What the exercise asks: Repeat all entries exactly.

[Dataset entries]
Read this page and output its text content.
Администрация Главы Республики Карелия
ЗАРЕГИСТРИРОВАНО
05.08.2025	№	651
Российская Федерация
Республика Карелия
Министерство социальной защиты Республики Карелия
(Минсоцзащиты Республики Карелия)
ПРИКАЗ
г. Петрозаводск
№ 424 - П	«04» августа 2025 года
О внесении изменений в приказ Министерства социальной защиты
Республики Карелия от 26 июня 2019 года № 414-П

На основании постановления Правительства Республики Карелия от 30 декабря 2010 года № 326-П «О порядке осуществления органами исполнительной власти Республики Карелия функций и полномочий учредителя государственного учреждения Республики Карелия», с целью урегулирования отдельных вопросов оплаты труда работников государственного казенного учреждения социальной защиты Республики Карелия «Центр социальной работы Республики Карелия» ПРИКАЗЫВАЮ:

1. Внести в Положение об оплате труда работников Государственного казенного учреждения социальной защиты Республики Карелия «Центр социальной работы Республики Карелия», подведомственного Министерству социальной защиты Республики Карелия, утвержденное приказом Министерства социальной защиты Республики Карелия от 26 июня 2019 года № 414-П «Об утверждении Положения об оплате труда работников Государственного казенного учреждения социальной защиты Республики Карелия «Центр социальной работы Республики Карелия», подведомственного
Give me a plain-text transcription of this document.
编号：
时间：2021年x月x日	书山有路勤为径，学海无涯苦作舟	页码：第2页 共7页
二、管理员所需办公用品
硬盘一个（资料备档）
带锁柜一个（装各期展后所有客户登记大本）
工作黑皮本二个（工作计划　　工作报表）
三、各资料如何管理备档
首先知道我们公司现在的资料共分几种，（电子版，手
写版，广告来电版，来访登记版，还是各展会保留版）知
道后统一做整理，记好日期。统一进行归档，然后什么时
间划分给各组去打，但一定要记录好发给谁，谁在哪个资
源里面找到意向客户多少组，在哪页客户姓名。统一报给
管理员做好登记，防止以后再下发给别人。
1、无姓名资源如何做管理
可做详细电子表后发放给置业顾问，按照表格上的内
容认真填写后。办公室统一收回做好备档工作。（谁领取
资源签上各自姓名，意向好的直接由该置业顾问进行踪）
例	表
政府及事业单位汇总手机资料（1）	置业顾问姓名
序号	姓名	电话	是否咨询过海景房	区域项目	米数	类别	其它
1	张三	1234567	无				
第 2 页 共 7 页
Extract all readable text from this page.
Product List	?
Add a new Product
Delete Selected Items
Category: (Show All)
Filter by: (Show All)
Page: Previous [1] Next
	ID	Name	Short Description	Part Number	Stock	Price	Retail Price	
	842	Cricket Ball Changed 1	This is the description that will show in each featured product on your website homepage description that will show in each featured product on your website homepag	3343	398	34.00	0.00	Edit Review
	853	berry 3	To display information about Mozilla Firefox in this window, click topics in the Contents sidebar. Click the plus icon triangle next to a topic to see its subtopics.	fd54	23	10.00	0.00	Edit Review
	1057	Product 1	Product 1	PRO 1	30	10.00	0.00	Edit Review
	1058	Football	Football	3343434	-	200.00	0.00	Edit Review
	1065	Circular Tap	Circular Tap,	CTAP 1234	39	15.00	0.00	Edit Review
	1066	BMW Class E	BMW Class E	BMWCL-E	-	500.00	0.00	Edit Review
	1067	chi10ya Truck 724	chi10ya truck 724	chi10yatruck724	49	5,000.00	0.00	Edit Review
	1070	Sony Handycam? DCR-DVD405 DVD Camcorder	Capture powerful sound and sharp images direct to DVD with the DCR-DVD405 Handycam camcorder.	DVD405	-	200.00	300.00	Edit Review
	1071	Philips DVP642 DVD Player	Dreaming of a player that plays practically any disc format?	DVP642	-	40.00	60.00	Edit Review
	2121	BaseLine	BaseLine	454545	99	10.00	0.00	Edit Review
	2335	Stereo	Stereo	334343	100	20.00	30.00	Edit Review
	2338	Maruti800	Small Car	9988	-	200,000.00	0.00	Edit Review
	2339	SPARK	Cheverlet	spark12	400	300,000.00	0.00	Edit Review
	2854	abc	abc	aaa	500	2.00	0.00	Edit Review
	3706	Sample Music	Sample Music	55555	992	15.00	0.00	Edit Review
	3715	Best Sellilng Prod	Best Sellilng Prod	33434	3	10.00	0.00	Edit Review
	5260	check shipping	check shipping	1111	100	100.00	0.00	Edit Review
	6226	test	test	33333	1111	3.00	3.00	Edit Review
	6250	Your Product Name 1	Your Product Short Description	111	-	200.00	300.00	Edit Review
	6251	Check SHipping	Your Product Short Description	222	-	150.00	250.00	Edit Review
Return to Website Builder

Worked answer:
Read this page and output its text content.
Администрация Главы Республики Карелия
ЗАРЕГИСТРИРОВАНО
05.08.2025	№	651
Российская Федерация
Республика Карелия
Министерство социальной защиты Республики Карелия
(Минсоцзащиты Республики Карелия)
ПРИКАЗ
г. Петрозаводск
№ 424 - П	«04» августа 2025 года
О внесении изменений в приказ Министерства социальной защиты
Республики Карелия от 26 июня 2019 года № 414-П

На основании постановления Правительства Республики Карелия от 30 декабря 2010 года № 326-П «О порядке осуществления органами исполнительной власти Республики Карелия функций и полномочий учредителя государственного учреждения Республики Карелия», с целью урегулирования отдельных вопросов оплаты труда работников государственного казенного учреждения социальной защиты Республики Карелия «Центр социальной работы Республики Карелия» ПРИКАЗЫВАЮ:

1. Внести в Положение об оплате труда работников Государственного казенного учреждения социальной защиты Республики Карелия «Центр социальной работы Республики Карелия», подведомственного Министерству социальной защиты Республики Карелия, утвержденное приказом Министерства социальной защиты Республики Карелия от 26 июня 2019 года № 414-П «Об утверждении Положения об оплате труда работников Государственного казенного учреждения социальной защиты Республики Карелия «Центр социальной работы Республики Карелия», подведомственного
Give me a plain-text transcription of this document.
编号：
时间：2021年x月x日	书山有路勤为径，学海无涯苦作舟	页码：第2页 共7页
二、管理员所需办公用品
硬盘一个（资料备档）
带锁柜一个（装各期展后所有客户登记大本）
工作黑皮本二个（工作计划　　工作报表）
三、各资料如何管理备档
首先知道我们公司现在的资料共分几种，（电子版，手
写版，广告来电版，来访登记版，还是各展会保留版）知
道后统一做整理，记好日期。统一进行归档，然后什么时
间划分给各组去打，但一定要记录好发给谁，谁在哪个资
源里面找到意向客户多少组，在哪页客户姓名。统一报给
管理员做好登记，防止以后再下发给别人。
1、无姓名资源如何做管理
可做详细电子表后发放给置业顾问，按照表格上的内
容认真填写后。办公室统一收回做好备档工作。（谁领取
资源签上各自姓名，意向好的直接由该置业顾问进行踪）
例	表
政府及事业单位汇总手机资料（1）	置业顾问姓名
序号	姓名	电话	是否咨询过海景房	区域项目	米数	类别	其它
1	张三	1234567	无				
第 2 页 共 7 页
Extract all readable text from this page.
Product List	?
Add a new Product
Delete Selected Items
Category: (Show All)
Filter by: (Show All)
Page: Previous [1] Next
	ID	Name	Short Description	Part Number	Stock	Price	Retail Price	
	842	Cricket Ball Changed 1	This is the description that will show in each featured product on your website homepage description that will show in each featured product on your website homepag	3343	398	34.00	0.00	Edit Review
	853	berry 3	To display information about Mozilla Firefox in this window, click topics in the Contents sidebar. Click the plus icon triangle next to a topic to see its subtopics.	fd54	23	10.00	0.00	Edit Review
	1057	Product 1	Product 1	PRO 1	30	10.00	0.00	Edit Review
	1058	Football	Football	3343434	-	200.00	0.00	Edit Review
	1065	Circular Tap	Circular Tap,	CTAP 1234	39	15.00	0.00	Edit Review
	1066	BMW Class E	BMW Class E	BMWCL-E	-	500.00	0.00	Edit Review
	1067	chi10ya Truck 724	chi10ya truck 724	chi10yatruck724	49	5,000.00	0.00	Edit Review
	1070	Sony Handycam? DCR-DVD405 DVD Camcorder	Capture powerful sound and sharp images direct to DVD with the DCR-DVD405 Handycam camcorder.	DVD405	-	200.00	300.00	Edit Review
	1071	Philips DVP642 DVD Player	Dreaming of a player that plays practically any disc format?	DVP642	-	40.00	60.00	Edit Review
	2121	BaseLine	BaseLine	454545	99	10.00	0.00	Edit Review
	2335	Stereo	Stereo	334343	100	20.00	30.00	Edit Review
	2338	Maruti800	Small Car	9988	-	200,000.00	0.00	Edit Review
	2339	SPARK	Cheverlet	spark12	400	300,000.00	0.00	Edit Review
	2854	abc	abc	aaa	500	2.00	0.00	Edit Review
	3706	Sample Music	Sample Music	55555	992	15.00	0.00	Edit Review
	3715	Best Sellilng Prod	Best Sellilng Prod	33434	3	10.00	0.00	Edit Review
	5260	check shipping	check shipping	1111	100	100.00	0.00	Edit Review
	6226	test	test	33333	1111	3.00	3.00	Edit Review
	6250	Your Product Name 1	Your Product Short Description	111	-	200.00	300.00	Edit Review
	6251	Check SHipping	Your Product Short Description	222	-	150.00	250.00	Edit Review
Return to Website Builder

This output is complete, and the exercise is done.